Pictures aside, write out every record exactly as it appears.

_LISTED RECORDS:_
* BEGIN *
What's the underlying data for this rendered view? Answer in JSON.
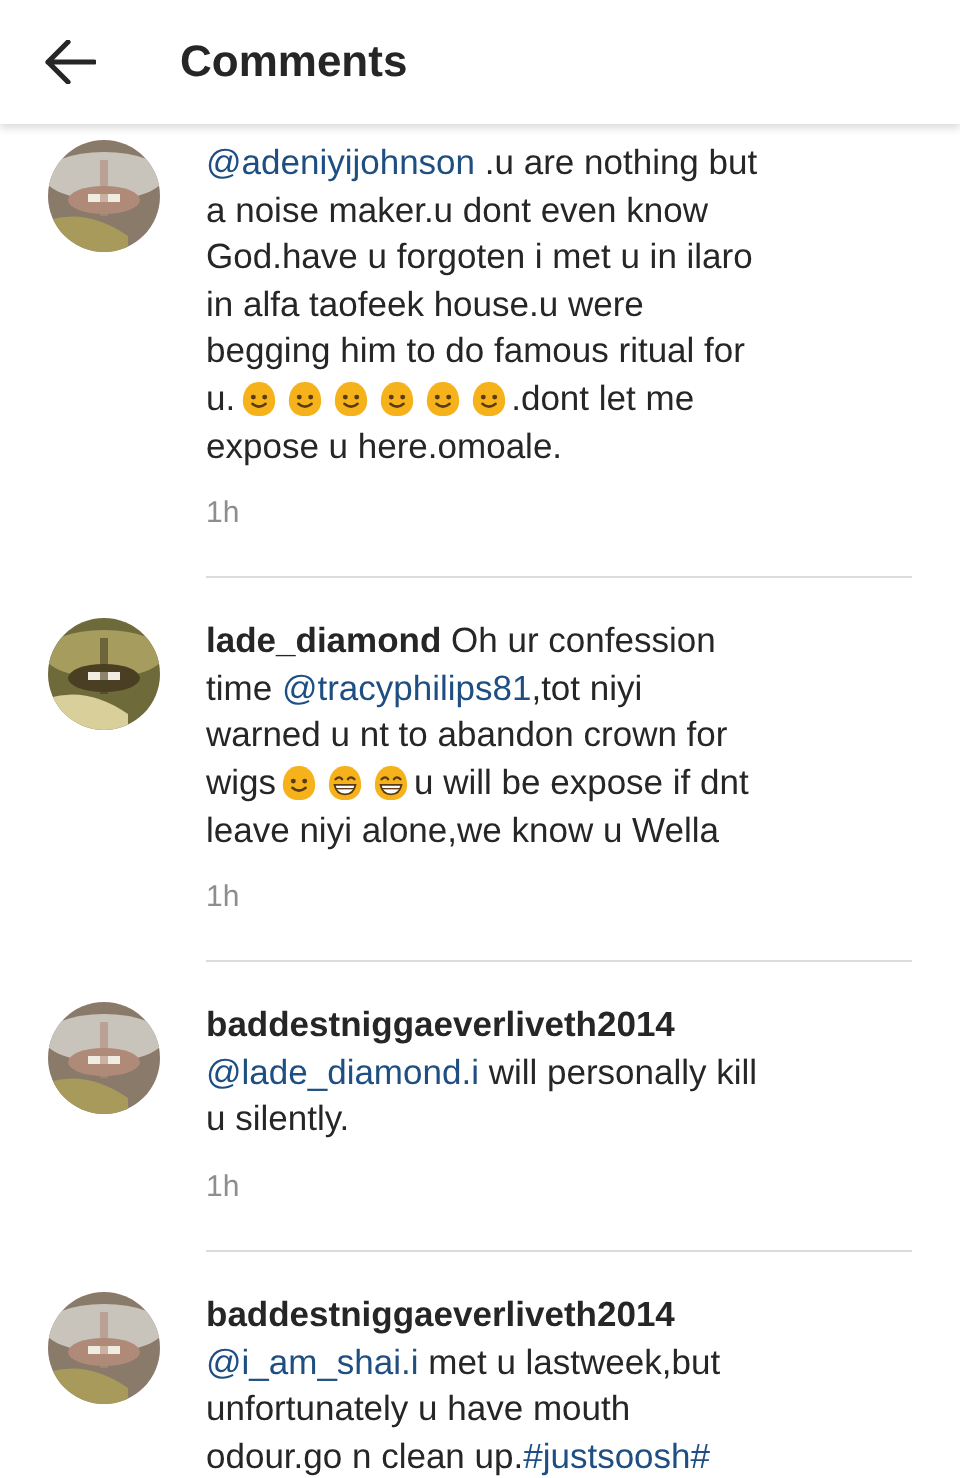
{
  "header": {
    "title": "Comments"
  },
  "comments": [
    {
      "lines": [
        [
          {
            "kind": "mention",
            "text": "@adeniyijohnson"
          },
          {
            "kind": "text",
            "text": " .u are nothing but"
          }
        ],
        [
          {
            "kind": "text",
            "text": "a noise maker.u dont even know"
          }
        ],
        [
          {
            "kind": "text",
            "text": "God.have u forgoten i met u in ilaro"
          }
        ],
        [
          {
            "kind": "text",
            "text": "in alfa taofeek house.u were"
          }
        ],
        [
          {
            "kind": "text",
            "text": "begging him to do famous ritual for"
          }
        ],
        [
          {
            "kind": "text",
            "text": "u."
          },
          {
            "kind": "smile"
          },
          {
            "kind": "smile"
          },
          {
            "kind": "smile"
          },
          {
            "kind": "smile"
          },
          {
            "kind": "smile"
          },
          {
            "kind": "smile"
          },
          {
            "kind": "text",
            "text": ".dont let me"
          }
        ],
        [
          {
            "kind": "text",
            "text": "expose u here.omoale."
          }
        ]
      ],
      "time": "1h"
    },
    {
      "lines": [
        [
          {
            "kind": "user",
            "text": "lade_diamond"
          },
          {
            "kind": "text",
            "text": " Oh ur confession"
          }
        ],
        [
          {
            "kind": "text",
            "text": "time "
          },
          {
            "kind": "mention",
            "text": "@tracyphilips81"
          },
          {
            "kind": "text",
            "text": ",tot niyi"
          }
        ],
        [
          {
            "kind": "text",
            "text": "warned u nt to abandon crown for"
          }
        ],
        [
          {
            "kind": "text",
            "text": "wigs"
          },
          {
            "kind": "smile"
          },
          {
            "kind": "grin"
          },
          {
            "kind": "grin"
          },
          {
            "kind": "text",
            "text": "u will be expose if dnt"
          }
        ],
        [
          {
            "kind": "text",
            "text": "leave niyi alone,we know u Wella"
          }
        ]
      ],
      "time": "1h"
    },
    {
      "lines": [
        [
          {
            "kind": "user",
            "text": "baddestniggaeverliveth2014"
          }
        ],
        [
          {
            "kind": "mention",
            "text": "@lade_diamond.i"
          },
          {
            "kind": "text",
            "text": " will personally kill"
          }
        ],
        [
          {
            "kind": "text",
            "text": "u silently."
          }
        ]
      ],
      "time": "1h"
    },
    {
      "lines": [
        [
          {
            "kind": "user",
            "text": "baddestniggaeverliveth2014"
          }
        ],
        [
          {
            "kind": "mention",
            "text": "@i_am_shai.i"
          },
          {
            "kind": "text",
            "text": " met u lastweek,but"
          }
        ],
        [
          {
            "kind": "text",
            "text": "unfortunately u have mouth"
          }
        ],
        [
          {
            "kind": "text",
            "text": "odour.go n clean up."
          },
          {
            "kind": "mention",
            "text": "#justsoosh#"
          }
        ]
      ]
    }
  ]
}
* END *
_RESPONSE FOR THIS EXERCISE:_
What's the underlying data for this rendered view? Answer in JSON.
{
  "header": {
    "title": "Comments"
  },
  "comments": [
    {
      "lines": [
        [
          {
            "kind": "mention",
            "text": "@adeniyijohnson"
          },
          {
            "kind": "text",
            "text": " .u are nothing but"
          }
        ],
        [
          {
            "kind": "text",
            "text": "a noise maker.u dont even know"
          }
        ],
        [
          {
            "kind": "text",
            "text": "God.have u forgoten i met u in ilaro"
          }
        ],
        [
          {
            "kind": "text",
            "text": "in alfa taofeek house.u were"
          }
        ],
        [
          {
            "kind": "text",
            "text": "begging him to do famous ritual for"
          }
        ],
        [
          {
            "kind": "text",
            "text": "u."
          },
          {
            "kind": "smile"
          },
          {
            "kind": "smile"
          },
          {
            "kind": "smile"
          },
          {
            "kind": "smile"
          },
          {
            "kind": "smile"
          },
          {
            "kind": "smile"
          },
          {
            "kind": "text",
            "text": ".dont let me"
          }
        ],
        [
          {
            "kind": "text",
            "text": "expose u here.omoale."
          }
        ]
      ],
      "time": "1h"
    },
    {
      "lines": [
        [
          {
            "kind": "user",
            "text": "lade_diamond"
          },
          {
            "kind": "text",
            "text": " Oh ur confession"
          }
        ],
        [
          {
            "kind": "text",
            "text": "time "
          },
          {
            "kind": "mention",
            "text": "@tracyphilips81"
          },
          {
            "kind": "text",
            "text": ",tot niyi"
          }
        ],
        [
          {
            "kind": "text",
            "text": "warned u nt to abandon crown for"
          }
        ],
        [
          {
            "kind": "text",
            "text": "wigs"
          },
          {
            "kind": "smile"
          },
          {
            "kind": "grin"
          },
          {
            "kind": "grin"
          },
          {
            "kind": "text",
            "text": "u will be expose if dnt"
          }
        ],
        [
          {
            "kind": "text",
            "text": "leave niyi alone,we know u Wella"
          }
        ]
      ],
      "time": "1h"
    },
    {
      "lines": [
        [
          {
            "kind": "user",
            "text": "baddestniggaeverliveth2014"
          }
        ],
        [
          {
            "kind": "mention",
            "text": "@lade_diamond.i"
          },
          {
            "kind": "text",
            "text": " will personally kill"
          }
        ],
        [
          {
            "kind": "text",
            "text": "u silently."
          }
        ]
      ],
      "time": "1h"
    },
    {
      "lines": [
        [
          {
            "kind": "user",
            "text": "baddestniggaeverliveth2014"
          }
        ],
        [
          {
            "kind": "mention",
            "text": "@i_am_shai.i"
          },
          {
            "kind": "text",
            "text": " met u lastweek,but"
          }
        ],
        [
          {
            "kind": "text",
            "text": "unfortunately u have mouth"
          }
        ],
        [
          {
            "kind": "text",
            "text": "odour.go n clean up."
          },
          {
            "kind": "mention",
            "text": "#justsoosh#"
          }
        ]
      ]
    }
  ]
}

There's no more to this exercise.